(begin)

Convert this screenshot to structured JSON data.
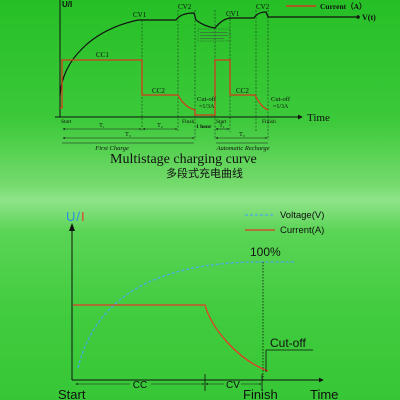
{
  "colors": {
    "top_voltage": "#111111",
    "top_current": "#d63a1e",
    "bottom_voltage": "#4aa9e6",
    "bottom_current": "#e63a2a",
    "u_symbol": "#2a8fe0",
    "i_symbol": "#e63a2a"
  },
  "top_chart": {
    "y_axis_label": "U/I",
    "legend_current": "Current（A）",
    "voltage_end_label": "V(t)",
    "stages": {
      "cc1": "CC1",
      "cc2_first": "CC2",
      "cc2_second": "CC2",
      "cv1_first": "CV1",
      "cv2_first": "CV2",
      "cv1_second": "CV1",
      "cv2_second": "CV2"
    },
    "cutoff_first": {
      "label": "Cut-off",
      "value": "=1/3A"
    },
    "cutoff_second": {
      "label": "Cut-off",
      "value": "=1/3A"
    },
    "x_axis_label": "Time",
    "markers": {
      "start_first": "Start",
      "finish_first": "Finsh",
      "rest": "1 hour",
      "start_second": "Start",
      "finish_second": "Finish"
    },
    "periods": {
      "t1_first": "T₁",
      "t2_first": "T₂",
      "t3_first": "T₃",
      "t1_second": "T₁",
      "t3_second": "T₃"
    },
    "phases": {
      "first": "First Charge",
      "second": "Automatic Recharge"
    }
  },
  "caption": {
    "title": "Multistage charging curve",
    "subtitle": "多段式充电曲线"
  },
  "bottom_chart": {
    "y_axis_symbols": [
      "U",
      "/",
      "I"
    ],
    "legend": {
      "voltage": "Voltage(V)",
      "current": "Current(A)"
    },
    "full_level": "100%",
    "cutoff": "Cut-off",
    "phases": {
      "cc": "CC",
      "cv": "CV"
    },
    "x_labels": {
      "start": "Start",
      "finish": "Finish",
      "time": "Time"
    }
  }
}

(end)

Short task — Verbatim reproduction of every record is required; images are left out.

Full solution —
Convert this screenshot to structured JSON data.
{
  "colors": {
    "top_voltage": "#111111",
    "top_current": "#d63a1e",
    "bottom_voltage": "#4aa9e6",
    "bottom_current": "#e63a2a",
    "u_symbol": "#2a8fe0",
    "i_symbol": "#e63a2a"
  },
  "top_chart": {
    "y_axis_label": "U/I",
    "legend_current": "Current（A）",
    "voltage_end_label": "V(t)",
    "stages": {
      "cc1": "CC1",
      "cc2_first": "CC2",
      "cc2_second": "CC2",
      "cv1_first": "CV1",
      "cv2_first": "CV2",
      "cv1_second": "CV1",
      "cv2_second": "CV2"
    },
    "cutoff_first": {
      "label": "Cut-off",
      "value": "=1/3A"
    },
    "cutoff_second": {
      "label": "Cut-off",
      "value": "=1/3A"
    },
    "x_axis_label": "Time",
    "markers": {
      "start_first": "Start",
      "finish_first": "Finsh",
      "rest": "1 hour",
      "start_second": "Start",
      "finish_second": "Finish"
    },
    "periods": {
      "t1_first": "T₁",
      "t2_first": "T₂",
      "t3_first": "T₃",
      "t1_second": "T₁",
      "t3_second": "T₃"
    },
    "phases": {
      "first": "First Charge",
      "second": "Automatic Recharge"
    }
  },
  "caption": {
    "title": "Multistage charging curve",
    "subtitle": "多段式充电曲线"
  },
  "bottom_chart": {
    "y_axis_symbols": [
      "U",
      "/",
      "I"
    ],
    "legend": {
      "voltage": "Voltage(V)",
      "current": "Current(A)"
    },
    "full_level": "100%",
    "cutoff": "Cut-off",
    "phases": {
      "cc": "CC",
      "cv": "CV"
    },
    "x_labels": {
      "start": "Start",
      "finish": "Finish",
      "time": "Time"
    }
  }
}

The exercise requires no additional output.